**ASSIGNMENT:**
Exclude the pictures from your copy, and reproduce each entry below verbatim.

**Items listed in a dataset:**
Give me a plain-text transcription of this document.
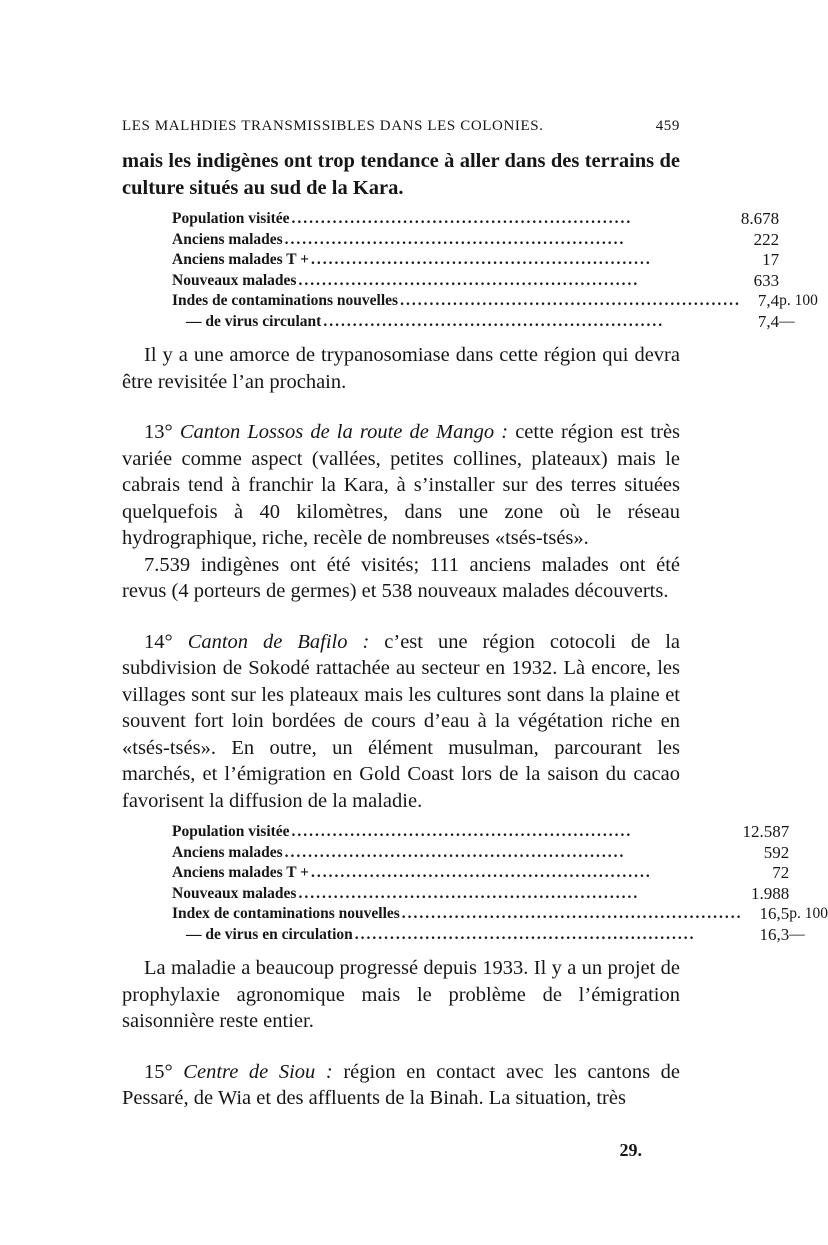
LES MALHDIES TRANSMISSIBLES DANS LES COLONIES.	459

mais les indigènes ont trop tendance à aller dans des terrains de culture situés au sud de la Kara.

Population visitée ..........................................................	8.678	
Anciens malades ..........................................................	222	
Anciens malades T + ..........................................................	17	
Nouveaux malades ..........................................................	633	
Indes de contaminations nouvelles ..........................................................	7,4	p. 100
— de virus circulant ..........................................................	7,4	—

Il y a une amorce de trypanosomiase dans cette région qui devra être revisitée l’an prochain.

13° Canton Lossos de la route de Mango : cette région est très variée comme aspect (vallées, petites collines, plateaux) mais le cabrais tend à franchir la Kara, à s’installer sur des terres situées quelquefois à 40 kilomètres, dans une zone où le réseau hydrographique, riche, recèle de nombreuses «tsés-tsés».

7.539 indigènes ont été visités; 111 anciens malades ont été revus (4 porteurs de germes) et 538 nouveaux malades découverts.

14° Canton de Bafilo : c’est une région cotocoli de la subdivision de Sokodé rattachée au secteur en 1932. Là encore, les villages sont sur les plateaux mais les cultures sont dans la plaine et souvent fort loin bordées de cours d’eau à la végétation riche en «tsés-tsés». En outre, un élément musulman, parcourant les marchés, et l’émigration en Gold Coast lors de la saison du cacao favorisent la diffusion de la maladie.

Population visitée ..........................................................	12.587	
Anciens malades ..........................................................	592	
Anciens malades T + ..........................................................	72	
Nouveaux malades ..........................................................	1.988	
Index de contaminations nouvelles ..........................................................	16,5	p. 100
— de virus en circulation ..........................................................	16,3	—

La maladie a beaucoup progressé depuis 1933. Il y a un projet de prophylaxie agronomique mais le problème de l’émigration saisonnière reste entier.

15° Centre de Siou : région en contact avec les cantons de Pessaré, de Wia et des affluents de la Binah. La situation, très

29.
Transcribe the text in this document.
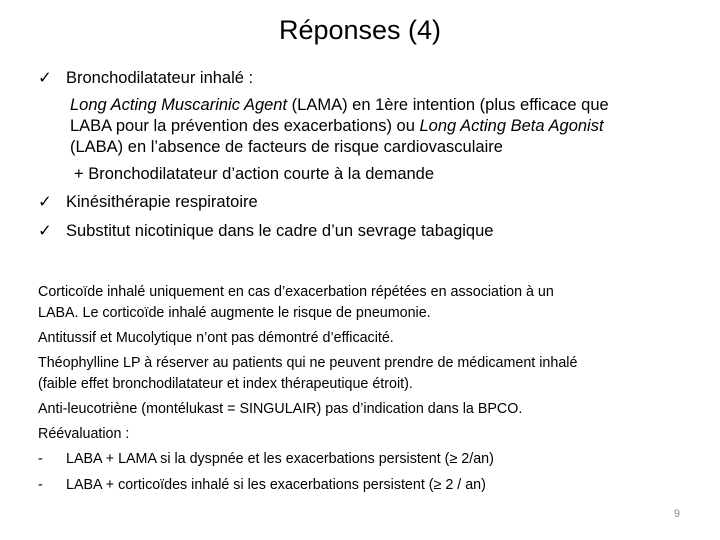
Réponses (4)
✓ Bronchodilatateur inhalé :
Long Acting Muscarinic Agent (LAMA) en 1ère intention (plus efficace que
LABA pour la prévention des exacerbations) ou Long Acting Beta Agonist
(LABA) en l’absence de facteurs de risque cardiovasculaire
+ Bronchodilatateur d’action courte à la demande
✓ Kinésithérapie respiratoire
✓ Substitut nicotinique dans le cadre d’un sevrage tabagique
Corticoïde inhalé uniquement en cas d’exacerbation répétées en association à un
LABA. Le corticoïde inhalé augmente le risque de pneumonie.
Antitussif et Mucolytique n’ont pas démontré d’efficacité.
Théophylline LP à réserver au patients qui ne peuvent prendre de médicament inhalé
(faible effet bronchodilatateur et index thérapeutique étroit).
Anti-leucotriène (montélukast = SINGULAIR) pas d’indication dans la BPCO.
Réévaluation :
-	LABA + LAMA si la dyspnée et les exacerbations persistent (≥ 2/an)
-	LABA + corticoïdes inhalé si les exacerbations persistent (≥ 2 / an)
9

**ANSWER SPACE:**
Give me a plain-text transcription of this document.
LES MALHDIES TRANSMISSIBLES DANS LES COLONIES.	459

mais les indigènes ont trop tendance à aller dans des terrains de culture situés au sud de la Kara.

Population visitée ..........................................................	8.678	
Anciens malades ..........................................................	222	
Anciens malades T + ..........................................................	17	
Nouveaux malades ..........................................................	633	
Indes de contaminations nouvelles ..........................................................	7,4	p. 100
— de virus circulant ..........................................................	7,4	—

Il y a une amorce de trypanosomiase dans cette région qui devra être revisitée l’an prochain.

13° Canton Lossos de la route de Mango : cette région est très variée comme aspect (vallées, petites collines, plateaux) mais le cabrais tend à franchir la Kara, à s’installer sur des terres situées quelquefois à 40 kilomètres, dans une zone où le réseau hydrographique, riche, recèle de nombreuses «tsés-tsés».

7.539 indigènes ont été visités; 111 anciens malades ont été revus (4 porteurs de germes) et 538 nouveaux malades découverts.

14° Canton de Bafilo : c’est une région cotocoli de la subdivision de Sokodé rattachée au secteur en 1932. Là encore, les villages sont sur les plateaux mais les cultures sont dans la plaine et souvent fort loin bordées de cours d’eau à la végétation riche en «tsés-tsés». En outre, un élément musulman, parcourant les marchés, et l’émigration en Gold Coast lors de la saison du cacao favorisent la diffusion de la maladie.

Population visitée ..........................................................	12.587	
Anciens malades ..........................................................	592	
Anciens malades T + ..........................................................	72	
Nouveaux malades ..........................................................	1.988	
Index de contaminations nouvelles ..........................................................	16,5	p. 100
— de virus en circulation ..........................................................	16,3	—

La maladie a beaucoup progressé depuis 1933. Il y a un projet de prophylaxie agronomique mais le problème de l’émigration saisonnière reste entier.

15° Centre de Siou : région en contact avec les cantons de Pessaré, de Wia et des affluents de la Binah. La situation, très

29.
Transcribe the text in this document.
Réponses (4)
✓ Bronchodilatateur inhalé :
Long Acting Muscarinic Agent (LAMA) en 1ère intention (plus efficace que
LABA pour la prévention des exacerbations) ou Long Acting Beta Agonist
(LABA) en l’absence de facteurs de risque cardiovasculaire
+ Bronchodilatateur d’action courte à la demande
✓ Kinésithérapie respiratoire
✓ Substitut nicotinique dans le cadre d’un sevrage tabagique
Corticoïde inhalé uniquement en cas d’exacerbation répétées en association à un
LABA. Le corticoïde inhalé augmente le risque de pneumonie.
Antitussif et Mucolytique n’ont pas démontré d’efficacité.
Théophylline LP à réserver au patients qui ne peuvent prendre de médicament inhalé
(faible effet bronchodilatateur et index thérapeutique étroit).
Anti-leucotriène (montélukast = SINGULAIR) pas d’indication dans la BPCO.
Réévaluation :
-	LABA + LAMA si la dyspnée et les exacerbations persistent (≥ 2/an)
-	LABA + corticoïdes inhalé si les exacerbations persistent (≥ 2 / an)
9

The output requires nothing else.